■ WHAT YOU NEED TO DO
Copy out each line of the data holding "Document".

■ DATA ENTRIES
────

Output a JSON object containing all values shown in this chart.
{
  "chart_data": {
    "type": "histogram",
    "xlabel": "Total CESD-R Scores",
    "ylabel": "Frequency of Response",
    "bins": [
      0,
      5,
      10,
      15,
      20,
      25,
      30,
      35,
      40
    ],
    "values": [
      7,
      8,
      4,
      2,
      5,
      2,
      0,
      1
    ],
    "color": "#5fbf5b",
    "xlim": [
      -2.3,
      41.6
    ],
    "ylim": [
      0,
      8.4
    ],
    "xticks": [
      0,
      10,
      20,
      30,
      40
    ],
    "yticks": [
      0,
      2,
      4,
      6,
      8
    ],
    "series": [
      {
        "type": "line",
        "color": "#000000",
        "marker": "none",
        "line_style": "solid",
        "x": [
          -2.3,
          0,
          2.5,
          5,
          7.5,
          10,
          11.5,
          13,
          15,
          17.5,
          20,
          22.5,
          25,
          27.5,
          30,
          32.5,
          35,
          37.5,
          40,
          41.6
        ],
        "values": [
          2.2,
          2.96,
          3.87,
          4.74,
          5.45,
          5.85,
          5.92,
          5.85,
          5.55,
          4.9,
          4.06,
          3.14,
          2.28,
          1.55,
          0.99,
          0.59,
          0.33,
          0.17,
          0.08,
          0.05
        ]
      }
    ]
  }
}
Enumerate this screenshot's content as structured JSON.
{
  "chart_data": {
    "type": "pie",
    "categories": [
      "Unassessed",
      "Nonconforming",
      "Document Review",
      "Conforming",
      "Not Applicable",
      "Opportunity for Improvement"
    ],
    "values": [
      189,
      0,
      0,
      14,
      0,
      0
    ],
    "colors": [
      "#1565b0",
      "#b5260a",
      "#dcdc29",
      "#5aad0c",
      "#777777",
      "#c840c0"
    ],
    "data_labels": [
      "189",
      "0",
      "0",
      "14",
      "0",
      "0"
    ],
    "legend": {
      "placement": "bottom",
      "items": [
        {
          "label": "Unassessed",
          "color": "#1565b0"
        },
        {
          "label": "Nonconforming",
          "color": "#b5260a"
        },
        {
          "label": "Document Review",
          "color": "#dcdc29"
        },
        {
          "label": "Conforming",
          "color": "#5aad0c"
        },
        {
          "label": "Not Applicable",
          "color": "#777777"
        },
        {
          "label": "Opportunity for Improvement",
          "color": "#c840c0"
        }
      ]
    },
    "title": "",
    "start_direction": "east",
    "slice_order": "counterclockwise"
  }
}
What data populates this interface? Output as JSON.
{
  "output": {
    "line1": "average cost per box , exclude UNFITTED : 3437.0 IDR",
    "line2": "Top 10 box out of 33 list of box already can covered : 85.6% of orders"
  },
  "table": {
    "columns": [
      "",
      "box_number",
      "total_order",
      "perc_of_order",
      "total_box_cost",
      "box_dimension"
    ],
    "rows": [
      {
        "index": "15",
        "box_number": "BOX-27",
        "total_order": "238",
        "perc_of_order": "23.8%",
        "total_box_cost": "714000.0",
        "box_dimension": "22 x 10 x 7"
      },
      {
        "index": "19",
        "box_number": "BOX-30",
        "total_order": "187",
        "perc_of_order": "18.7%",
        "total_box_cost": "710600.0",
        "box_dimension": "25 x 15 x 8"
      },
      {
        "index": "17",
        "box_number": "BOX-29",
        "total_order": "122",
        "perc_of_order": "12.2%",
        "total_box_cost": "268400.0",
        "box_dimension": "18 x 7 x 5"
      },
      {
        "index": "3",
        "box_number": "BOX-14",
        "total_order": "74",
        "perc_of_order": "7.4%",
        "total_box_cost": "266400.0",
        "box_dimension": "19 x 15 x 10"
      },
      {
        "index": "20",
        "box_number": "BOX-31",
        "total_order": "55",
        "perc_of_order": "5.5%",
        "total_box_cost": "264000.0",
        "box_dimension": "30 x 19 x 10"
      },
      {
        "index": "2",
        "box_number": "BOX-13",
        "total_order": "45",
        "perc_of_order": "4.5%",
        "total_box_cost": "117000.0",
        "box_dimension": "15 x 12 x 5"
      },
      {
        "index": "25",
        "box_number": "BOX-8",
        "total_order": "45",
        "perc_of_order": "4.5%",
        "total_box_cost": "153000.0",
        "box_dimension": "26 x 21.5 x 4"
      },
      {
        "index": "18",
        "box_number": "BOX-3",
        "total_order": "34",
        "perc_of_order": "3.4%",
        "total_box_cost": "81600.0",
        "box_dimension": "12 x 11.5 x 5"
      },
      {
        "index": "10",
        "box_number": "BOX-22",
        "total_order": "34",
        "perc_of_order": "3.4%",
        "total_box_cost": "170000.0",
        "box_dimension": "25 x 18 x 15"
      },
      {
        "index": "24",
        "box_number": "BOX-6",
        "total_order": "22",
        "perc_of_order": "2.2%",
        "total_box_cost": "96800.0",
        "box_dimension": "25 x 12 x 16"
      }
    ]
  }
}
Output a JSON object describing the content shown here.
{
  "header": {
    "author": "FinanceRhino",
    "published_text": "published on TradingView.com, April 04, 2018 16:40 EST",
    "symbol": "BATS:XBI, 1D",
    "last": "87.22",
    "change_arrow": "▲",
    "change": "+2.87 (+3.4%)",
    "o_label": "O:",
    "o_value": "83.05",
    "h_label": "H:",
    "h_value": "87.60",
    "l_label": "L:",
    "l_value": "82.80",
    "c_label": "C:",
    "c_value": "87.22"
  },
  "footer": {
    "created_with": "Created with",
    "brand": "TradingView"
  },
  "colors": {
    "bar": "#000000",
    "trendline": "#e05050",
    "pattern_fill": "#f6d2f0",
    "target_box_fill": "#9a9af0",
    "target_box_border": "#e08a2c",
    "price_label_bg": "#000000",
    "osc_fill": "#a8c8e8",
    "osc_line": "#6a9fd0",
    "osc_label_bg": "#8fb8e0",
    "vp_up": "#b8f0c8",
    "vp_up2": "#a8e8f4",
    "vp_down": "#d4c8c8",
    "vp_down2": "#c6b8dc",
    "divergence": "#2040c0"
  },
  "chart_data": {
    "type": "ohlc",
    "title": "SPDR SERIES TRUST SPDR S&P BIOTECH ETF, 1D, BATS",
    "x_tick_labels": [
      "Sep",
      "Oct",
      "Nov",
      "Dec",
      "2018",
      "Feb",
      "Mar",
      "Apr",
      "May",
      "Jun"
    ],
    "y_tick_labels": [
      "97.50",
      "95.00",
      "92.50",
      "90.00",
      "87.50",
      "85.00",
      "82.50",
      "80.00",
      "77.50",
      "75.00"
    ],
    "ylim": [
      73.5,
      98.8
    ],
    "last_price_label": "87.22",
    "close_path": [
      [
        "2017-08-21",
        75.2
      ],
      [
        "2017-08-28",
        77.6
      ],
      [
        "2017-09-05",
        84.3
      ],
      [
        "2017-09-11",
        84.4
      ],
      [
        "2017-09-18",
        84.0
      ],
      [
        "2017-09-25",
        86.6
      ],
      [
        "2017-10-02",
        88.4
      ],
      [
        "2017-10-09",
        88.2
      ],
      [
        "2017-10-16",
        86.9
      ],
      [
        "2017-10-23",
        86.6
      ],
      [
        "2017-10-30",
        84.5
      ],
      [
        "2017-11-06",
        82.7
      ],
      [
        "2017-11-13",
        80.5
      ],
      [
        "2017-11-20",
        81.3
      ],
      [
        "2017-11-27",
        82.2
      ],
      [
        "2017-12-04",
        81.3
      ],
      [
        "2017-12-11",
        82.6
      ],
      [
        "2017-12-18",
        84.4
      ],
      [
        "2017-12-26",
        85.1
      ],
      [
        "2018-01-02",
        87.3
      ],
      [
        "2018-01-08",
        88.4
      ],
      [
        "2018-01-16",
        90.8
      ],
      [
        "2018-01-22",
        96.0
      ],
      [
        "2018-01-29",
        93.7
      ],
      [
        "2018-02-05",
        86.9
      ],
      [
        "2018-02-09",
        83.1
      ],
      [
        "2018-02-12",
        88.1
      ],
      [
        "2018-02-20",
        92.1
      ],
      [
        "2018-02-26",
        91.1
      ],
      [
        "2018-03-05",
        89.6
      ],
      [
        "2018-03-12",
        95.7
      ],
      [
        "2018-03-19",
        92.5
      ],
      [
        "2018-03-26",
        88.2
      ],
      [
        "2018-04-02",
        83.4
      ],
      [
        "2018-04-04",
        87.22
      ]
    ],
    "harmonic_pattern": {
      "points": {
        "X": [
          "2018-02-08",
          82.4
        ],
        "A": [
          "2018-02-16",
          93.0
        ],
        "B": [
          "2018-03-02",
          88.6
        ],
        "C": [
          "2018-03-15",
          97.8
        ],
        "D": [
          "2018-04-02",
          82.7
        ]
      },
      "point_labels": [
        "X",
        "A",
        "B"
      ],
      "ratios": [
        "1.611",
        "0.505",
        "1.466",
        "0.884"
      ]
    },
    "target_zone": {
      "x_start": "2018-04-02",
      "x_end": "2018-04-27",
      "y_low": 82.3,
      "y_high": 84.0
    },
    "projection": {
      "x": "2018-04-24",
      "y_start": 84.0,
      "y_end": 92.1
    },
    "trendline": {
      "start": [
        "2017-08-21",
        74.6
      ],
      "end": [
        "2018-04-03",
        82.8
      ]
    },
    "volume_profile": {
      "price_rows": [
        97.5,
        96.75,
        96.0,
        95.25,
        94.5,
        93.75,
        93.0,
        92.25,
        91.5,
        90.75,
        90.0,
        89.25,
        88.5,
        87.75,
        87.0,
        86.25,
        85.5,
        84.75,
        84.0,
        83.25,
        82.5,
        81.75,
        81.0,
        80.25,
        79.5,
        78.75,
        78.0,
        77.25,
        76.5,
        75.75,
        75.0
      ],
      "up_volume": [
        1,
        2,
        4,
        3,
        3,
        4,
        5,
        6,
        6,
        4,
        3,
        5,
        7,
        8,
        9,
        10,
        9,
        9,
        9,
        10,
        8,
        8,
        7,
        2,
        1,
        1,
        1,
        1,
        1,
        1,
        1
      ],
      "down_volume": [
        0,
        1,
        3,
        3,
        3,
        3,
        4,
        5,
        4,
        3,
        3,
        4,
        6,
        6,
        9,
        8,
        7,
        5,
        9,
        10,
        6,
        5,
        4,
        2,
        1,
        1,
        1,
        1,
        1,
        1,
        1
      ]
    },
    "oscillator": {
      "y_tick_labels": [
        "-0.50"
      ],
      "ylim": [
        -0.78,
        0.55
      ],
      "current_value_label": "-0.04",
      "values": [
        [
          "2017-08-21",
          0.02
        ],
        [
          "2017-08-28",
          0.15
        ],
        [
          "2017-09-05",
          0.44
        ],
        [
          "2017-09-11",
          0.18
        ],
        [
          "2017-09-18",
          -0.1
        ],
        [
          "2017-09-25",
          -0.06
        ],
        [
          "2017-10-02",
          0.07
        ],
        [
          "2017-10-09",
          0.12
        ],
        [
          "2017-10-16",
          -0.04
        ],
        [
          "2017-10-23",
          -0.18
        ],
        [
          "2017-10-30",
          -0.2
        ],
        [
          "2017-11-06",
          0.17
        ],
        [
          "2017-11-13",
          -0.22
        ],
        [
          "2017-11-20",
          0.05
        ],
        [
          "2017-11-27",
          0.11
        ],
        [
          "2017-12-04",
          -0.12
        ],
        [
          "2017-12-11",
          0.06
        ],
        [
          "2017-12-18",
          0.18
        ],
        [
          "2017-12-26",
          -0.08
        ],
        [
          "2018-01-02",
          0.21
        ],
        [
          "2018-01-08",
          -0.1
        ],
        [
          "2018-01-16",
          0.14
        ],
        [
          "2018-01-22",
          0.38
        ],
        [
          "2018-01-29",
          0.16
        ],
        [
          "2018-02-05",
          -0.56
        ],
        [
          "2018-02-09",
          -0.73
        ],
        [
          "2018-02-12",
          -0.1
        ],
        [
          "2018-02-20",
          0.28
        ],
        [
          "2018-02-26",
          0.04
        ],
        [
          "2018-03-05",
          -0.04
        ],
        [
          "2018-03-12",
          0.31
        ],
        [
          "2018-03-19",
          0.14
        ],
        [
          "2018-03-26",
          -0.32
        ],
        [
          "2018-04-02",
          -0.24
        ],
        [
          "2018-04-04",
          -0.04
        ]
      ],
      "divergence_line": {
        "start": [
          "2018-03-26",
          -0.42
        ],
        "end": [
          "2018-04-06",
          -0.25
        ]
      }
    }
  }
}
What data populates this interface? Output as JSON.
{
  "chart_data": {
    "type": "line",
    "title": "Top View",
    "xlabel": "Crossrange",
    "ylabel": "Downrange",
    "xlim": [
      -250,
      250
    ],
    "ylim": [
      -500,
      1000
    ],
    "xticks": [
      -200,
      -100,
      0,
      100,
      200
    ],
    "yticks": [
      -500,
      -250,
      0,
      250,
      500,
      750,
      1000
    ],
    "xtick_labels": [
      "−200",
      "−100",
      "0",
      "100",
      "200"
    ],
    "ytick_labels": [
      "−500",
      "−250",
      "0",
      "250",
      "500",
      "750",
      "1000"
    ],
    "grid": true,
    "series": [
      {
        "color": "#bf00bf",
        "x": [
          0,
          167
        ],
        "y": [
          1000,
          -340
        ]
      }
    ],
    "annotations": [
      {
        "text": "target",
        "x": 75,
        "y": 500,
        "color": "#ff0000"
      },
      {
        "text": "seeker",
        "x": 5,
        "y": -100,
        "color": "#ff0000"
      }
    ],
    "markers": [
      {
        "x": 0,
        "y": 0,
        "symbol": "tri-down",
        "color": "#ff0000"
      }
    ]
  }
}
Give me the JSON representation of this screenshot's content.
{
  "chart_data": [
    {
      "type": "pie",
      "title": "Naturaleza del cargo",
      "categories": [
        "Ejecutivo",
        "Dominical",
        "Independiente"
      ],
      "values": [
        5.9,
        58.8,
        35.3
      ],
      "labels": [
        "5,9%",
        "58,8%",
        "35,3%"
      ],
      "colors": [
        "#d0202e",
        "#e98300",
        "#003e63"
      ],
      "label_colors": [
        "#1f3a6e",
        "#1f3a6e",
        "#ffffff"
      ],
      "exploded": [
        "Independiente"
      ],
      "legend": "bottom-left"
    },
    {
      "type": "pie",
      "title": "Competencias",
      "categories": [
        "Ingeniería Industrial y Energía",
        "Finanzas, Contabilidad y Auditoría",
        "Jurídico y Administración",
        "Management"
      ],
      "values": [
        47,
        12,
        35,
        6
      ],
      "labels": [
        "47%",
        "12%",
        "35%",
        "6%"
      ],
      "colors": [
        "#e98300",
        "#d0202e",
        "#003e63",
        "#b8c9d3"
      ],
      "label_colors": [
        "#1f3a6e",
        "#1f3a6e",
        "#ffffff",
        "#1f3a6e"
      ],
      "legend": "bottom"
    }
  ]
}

────

■ WRITTEN SOLUTION
      "Document Review",
          "label": "Document Review",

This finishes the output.